(Data extracted from a collection)
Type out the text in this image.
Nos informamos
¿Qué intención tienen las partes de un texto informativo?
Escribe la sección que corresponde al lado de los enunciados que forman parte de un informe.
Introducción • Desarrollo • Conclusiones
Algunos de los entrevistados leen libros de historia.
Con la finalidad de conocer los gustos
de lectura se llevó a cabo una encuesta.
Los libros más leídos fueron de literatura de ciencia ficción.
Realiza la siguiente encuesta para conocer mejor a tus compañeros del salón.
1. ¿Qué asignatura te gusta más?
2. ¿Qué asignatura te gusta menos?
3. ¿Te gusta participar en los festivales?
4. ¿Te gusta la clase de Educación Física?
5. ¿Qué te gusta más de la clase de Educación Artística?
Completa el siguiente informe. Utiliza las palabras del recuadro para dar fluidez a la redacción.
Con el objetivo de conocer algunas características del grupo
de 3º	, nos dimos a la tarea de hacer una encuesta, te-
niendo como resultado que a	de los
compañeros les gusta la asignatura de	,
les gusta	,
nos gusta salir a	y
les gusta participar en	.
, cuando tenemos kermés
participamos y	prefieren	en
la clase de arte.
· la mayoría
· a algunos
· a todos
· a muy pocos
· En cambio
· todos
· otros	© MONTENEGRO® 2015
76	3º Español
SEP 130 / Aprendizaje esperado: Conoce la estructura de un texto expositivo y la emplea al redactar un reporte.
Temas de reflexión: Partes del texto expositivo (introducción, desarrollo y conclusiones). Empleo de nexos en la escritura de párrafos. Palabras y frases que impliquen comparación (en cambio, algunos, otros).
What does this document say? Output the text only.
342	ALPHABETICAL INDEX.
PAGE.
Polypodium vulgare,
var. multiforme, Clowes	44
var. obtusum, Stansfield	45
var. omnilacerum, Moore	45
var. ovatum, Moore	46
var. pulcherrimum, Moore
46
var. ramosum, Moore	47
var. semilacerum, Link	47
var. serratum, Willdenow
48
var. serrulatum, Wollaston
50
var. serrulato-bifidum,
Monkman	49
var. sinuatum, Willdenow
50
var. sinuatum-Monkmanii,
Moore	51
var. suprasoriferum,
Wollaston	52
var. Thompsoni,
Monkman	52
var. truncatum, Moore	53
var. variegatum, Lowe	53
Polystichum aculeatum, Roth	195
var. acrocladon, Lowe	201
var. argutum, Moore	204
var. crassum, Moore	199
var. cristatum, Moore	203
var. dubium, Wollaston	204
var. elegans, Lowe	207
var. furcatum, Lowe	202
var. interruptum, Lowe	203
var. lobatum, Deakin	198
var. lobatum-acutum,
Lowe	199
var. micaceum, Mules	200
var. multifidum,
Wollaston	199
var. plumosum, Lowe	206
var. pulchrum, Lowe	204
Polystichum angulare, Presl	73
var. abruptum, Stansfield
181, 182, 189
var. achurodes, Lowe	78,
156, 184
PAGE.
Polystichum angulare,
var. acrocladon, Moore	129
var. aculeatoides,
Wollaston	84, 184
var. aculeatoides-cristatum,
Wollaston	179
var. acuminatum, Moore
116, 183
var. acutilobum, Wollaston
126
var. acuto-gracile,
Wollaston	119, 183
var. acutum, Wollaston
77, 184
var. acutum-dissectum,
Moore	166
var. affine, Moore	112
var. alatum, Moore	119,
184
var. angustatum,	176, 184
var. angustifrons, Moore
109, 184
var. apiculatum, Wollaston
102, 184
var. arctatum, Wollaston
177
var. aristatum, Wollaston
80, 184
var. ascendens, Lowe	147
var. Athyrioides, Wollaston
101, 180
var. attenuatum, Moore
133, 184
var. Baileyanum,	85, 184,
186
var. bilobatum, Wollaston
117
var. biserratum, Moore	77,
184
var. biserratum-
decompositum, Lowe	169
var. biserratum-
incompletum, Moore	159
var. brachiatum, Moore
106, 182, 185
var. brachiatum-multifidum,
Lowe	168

(INSTRUCTIONS TO FOLLOW) Output each record exactly, leaving nothing out.

(TASK OUTPUT)
Type out the text in this image.
Nos informamos
¿Qué intención tienen las partes de un texto informativo?
Escribe la sección que corresponde al lado de los enunciados que forman parte de un informe.
Introducción • Desarrollo • Conclusiones
Algunos de los entrevistados leen libros de historia.
Con la finalidad de conocer los gustos
de lectura se llevó a cabo una encuesta.
Los libros más leídos fueron de literatura de ciencia ficción.
Realiza la siguiente encuesta para conocer mejor a tus compañeros del salón.
1. ¿Qué asignatura te gusta más?
2. ¿Qué asignatura te gusta menos?
3. ¿Te gusta participar en los festivales?
4. ¿Te gusta la clase de Educación Física?
5. ¿Qué te gusta más de la clase de Educación Artística?
Completa el siguiente informe. Utiliza las palabras del recuadro para dar fluidez a la redacción.
Con el objetivo de conocer algunas características del grupo
de 3º	, nos dimos a la tarea de hacer una encuesta, te-
niendo como resultado que a	de los
compañeros les gusta la asignatura de	,
les gusta	,
nos gusta salir a	y
les gusta participar en	.
, cuando tenemos kermés
participamos y	prefieren	en
la clase de arte.
· la mayoría
· a algunos
· a todos
· a muy pocos
· En cambio
· todos
· otros	© MONTENEGRO® 2015
76	3º Español
SEP 130 / Aprendizaje esperado: Conoce la estructura de un texto expositivo y la emplea al redactar un reporte.
Temas de reflexión: Partes del texto expositivo (introducción, desarrollo y conclusiones). Empleo de nexos en la escritura de párrafos. Palabras y frases que impliquen comparación (en cambio, algunos, otros).
What does this document say? Output the text only.
342	ALPHABETICAL INDEX.
PAGE.
Polypodium vulgare,
var. multiforme, Clowes	44
var. obtusum, Stansfield	45
var. omnilacerum, Moore	45
var. ovatum, Moore	46
var. pulcherrimum, Moore
46
var. ramosum, Moore	47
var. semilacerum, Link	47
var. serratum, Willdenow
48
var. serrulatum, Wollaston
50
var. serrulato-bifidum,
Monkman	49
var. sinuatum, Willdenow
50
var. sinuatum-Monkmanii,
Moore	51
var. suprasoriferum,
Wollaston	52
var. Thompsoni,
Monkman	52
var. truncatum, Moore	53
var. variegatum, Lowe	53
Polystichum aculeatum, Roth	195
var. acrocladon, Lowe	201
var. argutum, Moore	204
var. crassum, Moore	199
var. cristatum, Moore	203
var. dubium, Wollaston	204
var. elegans, Lowe	207
var. furcatum, Lowe	202
var. interruptum, Lowe	203
var. lobatum, Deakin	198
var. lobatum-acutum,
Lowe	199
var. micaceum, Mules	200
var. multifidum,
Wollaston	199
var. plumosum, Lowe	206
var. pulchrum, Lowe	204
Polystichum angulare, Presl	73
var. abruptum, Stansfield
181, 182, 189
var. achurodes, Lowe	78,
156, 184
PAGE.
Polystichum angulare,
var. acrocladon, Moore	129
var. aculeatoides,
Wollaston	84, 184
var. aculeatoides-cristatum,
Wollaston	179
var. acuminatum, Moore
116, 183
var. acutilobum, Wollaston
126
var. acuto-gracile,
Wollaston	119, 183
var. acutum, Wollaston
77, 184
var. acutum-dissectum,
Moore	166
var. affine, Moore	112
var. alatum, Moore	119,
184
var. angustatum,	176, 184
var. angustifrons, Moore
109, 184
var. apiculatum, Wollaston
102, 184
var. arctatum, Wollaston
177
var. aristatum, Wollaston
80, 184
var. ascendens, Lowe	147
var. Athyrioides, Wollaston
101, 180
var. attenuatum, Moore
133, 184
var. Baileyanum,	85, 184,
186
var. bilobatum, Wollaston
117
var. biserratum, Moore	77,
184
var. biserratum-
decompositum, Lowe	169
var. biserratum-
incompletum, Moore	159
var. brachiatum, Moore
106, 182, 185
var. brachiatum-multifidum,
Lowe	168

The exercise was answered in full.